---------- QUOTED PASSAGE ----------

= Scandinavian literature =

Literature in the languages of the Nordic countries of Northern Europe

Scandinavian literature, also referred to as Nordic literature, comprises literature written in the languages of the Nordic countries of Northern Europe. The Nordic countries include Denmark, Finland, Iceland, Norway (including Svalbard), and Sweden, as well as the associated autonomous territories of Åland, the Faroe Islands, and Greenland. The majority of these nations and regions use North Germanic languages, in addition to Finnish, Saami languages and Greenlandic. Although the majority of Finns speak a Uralic language, Finnish history and literature are clearly interrelated with those of both Sweden and Norway who have shared control of various areas and who have substantial Sami populations/influences.

These peoples have produced an important and influential literature. Henrik Ibsen, a Norwegian playwright, was largely responsible for the popularity of modern realistic drama in Europe, with plays like The Wild Duck and A Doll's House. Nobel Prizes in Literature, itself a Scandinavian award, have been awarded to Selma Lagerlöf, Verner von Heidenstam, Karl Adolph Gjellerup, Henrik Pontoppidan, Knut Hamsun, Sigrid Undset, Erik Axel Karlfeldt, Frans Eemil Sillanpää, Johannes Vilhelm Jensen, Pär Lagerkvist, Halldór Laxness, Nelly Sachs, Eyvind Johnson, Harry Martinson, Tomas Tranströmer, and Jon Fosse.

==Medieval Scandinavian literature==
In medieval times Scandinavia shared first Proto-Norse and then Old Norse as a common language. The earliest written records from Scandinavia are runic inscriptions on memorial stones and other objects. Some of those contain allusions to Norse mythology and even short poems in alliterative verse. The best known example is the elaborate Rök runestone (ca. 800) which alludes to legends from the migration age. The oldest of the Eddic poems are believed to have been composed in the 9th century, though they are only preserved in 13th-century manuscripts. They tell of the myths and heroic legends of Scandinavia. Skaldic poetry is mostly preserved in late manuscripts but was preserved orally from the 9th century onwards, and also appears on runestones, such as the Karlevi Runestone.

The advent of Christianity in the 10th century brought Scandinavia into contact with European learning, including the Latin alphabet and the Latin language. In the 12th century this was to bear literary fruit in works such as the Danish Gesta Danorum, an ambitious historical work by Saxo Grammaticus. The 13th century was a golden age of Icelandic literature with Snorri Sturluson's Prose Edda and Heimskringla.

---------- DATA PROVIDED ----------

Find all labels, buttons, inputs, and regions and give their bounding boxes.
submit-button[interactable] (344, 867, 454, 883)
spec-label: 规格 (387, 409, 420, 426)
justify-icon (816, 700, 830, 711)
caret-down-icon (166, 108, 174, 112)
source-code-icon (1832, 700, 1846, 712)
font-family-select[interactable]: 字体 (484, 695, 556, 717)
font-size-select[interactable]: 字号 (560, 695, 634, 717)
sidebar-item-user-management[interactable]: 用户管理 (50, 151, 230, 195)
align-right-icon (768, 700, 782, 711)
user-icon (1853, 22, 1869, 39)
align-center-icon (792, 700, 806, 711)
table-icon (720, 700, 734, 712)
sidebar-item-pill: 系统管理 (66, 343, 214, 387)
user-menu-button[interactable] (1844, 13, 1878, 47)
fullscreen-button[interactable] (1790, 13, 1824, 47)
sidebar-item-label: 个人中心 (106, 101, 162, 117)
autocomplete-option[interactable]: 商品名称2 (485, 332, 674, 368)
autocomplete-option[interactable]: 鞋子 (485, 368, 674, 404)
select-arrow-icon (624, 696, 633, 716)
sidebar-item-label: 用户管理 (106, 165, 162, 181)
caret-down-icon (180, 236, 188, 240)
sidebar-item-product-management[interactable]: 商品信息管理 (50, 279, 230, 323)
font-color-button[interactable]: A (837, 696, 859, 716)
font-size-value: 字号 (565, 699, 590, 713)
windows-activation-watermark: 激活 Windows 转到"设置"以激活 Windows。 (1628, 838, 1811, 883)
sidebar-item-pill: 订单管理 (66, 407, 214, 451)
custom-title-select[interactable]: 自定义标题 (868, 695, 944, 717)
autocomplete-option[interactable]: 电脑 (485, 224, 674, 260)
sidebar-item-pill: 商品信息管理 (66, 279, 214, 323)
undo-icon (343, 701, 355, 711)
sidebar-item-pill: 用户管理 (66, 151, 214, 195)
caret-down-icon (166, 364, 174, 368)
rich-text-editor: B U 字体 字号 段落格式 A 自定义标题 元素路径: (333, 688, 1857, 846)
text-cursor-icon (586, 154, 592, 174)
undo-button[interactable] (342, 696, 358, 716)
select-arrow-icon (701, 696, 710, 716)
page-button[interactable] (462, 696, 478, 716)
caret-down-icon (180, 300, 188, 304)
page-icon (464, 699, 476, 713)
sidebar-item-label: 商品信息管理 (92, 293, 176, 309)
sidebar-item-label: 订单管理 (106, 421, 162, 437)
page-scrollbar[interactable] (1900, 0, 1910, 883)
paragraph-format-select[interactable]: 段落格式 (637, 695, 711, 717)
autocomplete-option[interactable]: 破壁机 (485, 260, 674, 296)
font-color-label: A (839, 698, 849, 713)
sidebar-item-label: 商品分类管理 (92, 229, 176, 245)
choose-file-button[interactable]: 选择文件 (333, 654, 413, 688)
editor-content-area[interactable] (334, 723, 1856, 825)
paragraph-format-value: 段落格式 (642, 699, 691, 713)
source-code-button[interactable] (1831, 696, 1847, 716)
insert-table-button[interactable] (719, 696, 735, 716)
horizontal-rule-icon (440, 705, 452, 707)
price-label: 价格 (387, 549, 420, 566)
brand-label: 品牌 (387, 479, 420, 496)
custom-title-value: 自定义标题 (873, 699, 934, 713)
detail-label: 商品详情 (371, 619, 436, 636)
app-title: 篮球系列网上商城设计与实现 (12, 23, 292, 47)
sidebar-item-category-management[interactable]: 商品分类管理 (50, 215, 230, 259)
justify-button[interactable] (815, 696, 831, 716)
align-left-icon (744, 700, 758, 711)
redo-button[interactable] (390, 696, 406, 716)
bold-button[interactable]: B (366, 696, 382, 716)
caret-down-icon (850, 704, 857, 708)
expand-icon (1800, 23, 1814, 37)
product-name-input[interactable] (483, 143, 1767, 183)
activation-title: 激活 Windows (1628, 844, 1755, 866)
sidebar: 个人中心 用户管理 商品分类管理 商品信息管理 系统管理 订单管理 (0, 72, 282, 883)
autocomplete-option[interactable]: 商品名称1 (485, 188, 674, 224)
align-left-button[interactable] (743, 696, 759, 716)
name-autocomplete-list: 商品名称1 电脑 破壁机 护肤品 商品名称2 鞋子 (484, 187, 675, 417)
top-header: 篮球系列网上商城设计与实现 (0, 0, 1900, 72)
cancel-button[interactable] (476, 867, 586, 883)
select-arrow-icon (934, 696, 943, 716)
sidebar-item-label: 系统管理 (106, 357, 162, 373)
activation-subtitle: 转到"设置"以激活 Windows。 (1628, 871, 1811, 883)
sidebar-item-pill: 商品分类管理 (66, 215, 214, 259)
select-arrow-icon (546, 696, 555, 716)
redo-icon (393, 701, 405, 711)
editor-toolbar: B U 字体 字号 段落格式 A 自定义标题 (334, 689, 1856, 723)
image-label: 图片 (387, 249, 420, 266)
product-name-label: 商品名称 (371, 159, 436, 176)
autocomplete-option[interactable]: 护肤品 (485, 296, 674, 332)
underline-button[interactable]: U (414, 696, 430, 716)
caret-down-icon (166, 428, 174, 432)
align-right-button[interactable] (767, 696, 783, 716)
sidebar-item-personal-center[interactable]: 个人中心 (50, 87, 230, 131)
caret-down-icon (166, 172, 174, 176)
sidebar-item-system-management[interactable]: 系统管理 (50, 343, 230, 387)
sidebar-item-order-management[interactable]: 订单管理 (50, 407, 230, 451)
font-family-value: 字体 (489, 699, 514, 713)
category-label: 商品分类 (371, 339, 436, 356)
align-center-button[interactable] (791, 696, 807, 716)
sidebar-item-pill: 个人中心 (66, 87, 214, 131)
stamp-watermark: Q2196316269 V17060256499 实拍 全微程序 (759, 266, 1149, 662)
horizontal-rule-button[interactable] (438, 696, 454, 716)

----------

# THE TASKS:
1/ Update the records from their start down through the line containing "font-size-select[interactable]: 字号 (560, 695, 634, 717)" by replacing "bounding boxes" with "coordinates", and give those lines back otherwise unchanged.
2/ Carry the article on Scandinavian literature forward from the point where it stops.
The Scandinavian literature article and the records have no connection to each other.

# ANSWERS TO EACH TASK:
1/
Find all labels, buttons, inputs, and regions and give their coordinates.
submit-button[interactable] (344, 867, 454, 883)
spec-label: 规格 (387, 409, 420, 426)
justify-icon (816, 700, 830, 711)
caret-down-icon (166, 108, 174, 112)
source-code-icon (1832, 700, 1846, 712)
font-family-select[interactable]: 字体 (484, 695, 556, 717)
font-size-select[interactable]: 字号 (560, 695, 634, 717)

2/
==Danish literature==

The 16th century brought the Lutheran Reformation to Denmark and a new period in the nation's literature. Major authors of the time include the humanist Christiern Pedersen, who translated the New Testament into Danish, and Poul Helgesen who vigorously opposed the Reformation. The 16th century also saw Denmark's earliest plays, including the works of Hieronymus Justesen Ranch. The 17th century was an era of renewed interest in Scandinavian antiquities with scholars like Ole Worm at the forefront. Though religious dogmatism was on the rise the passionate hymns of Thomas Kingo transcended the genre with personal expression. External struggles with Sweden and internal rivalries among the nobility leading to Denmark's absolute monarchy in 1660 are chronicled from a royal prisoner's redemptive perspective in the heartfelt prose of Leonora Christina of the Blue Tower. Later Danish authors include Hans Christian Andersen, Søren Kierkegaard, Johannes V. Jensen, and Karen Blixen.

==Faroese literature==

Faroese literature in the traditional sense of the word has only really developed in the past 100–200 years. This is mainly because of the island's isolation, and also because the Faroese language was not written down in a standardised format until 1890. In the Middle Ages many Faroese poems and stories were handed down orally. These works were split into the following divisions: sagnir (historical), ævintyr (stories) and kvæði (ballads, often set to music and dance). These were eventually written down in the 19th century, providing the basis for a late but powerful literature.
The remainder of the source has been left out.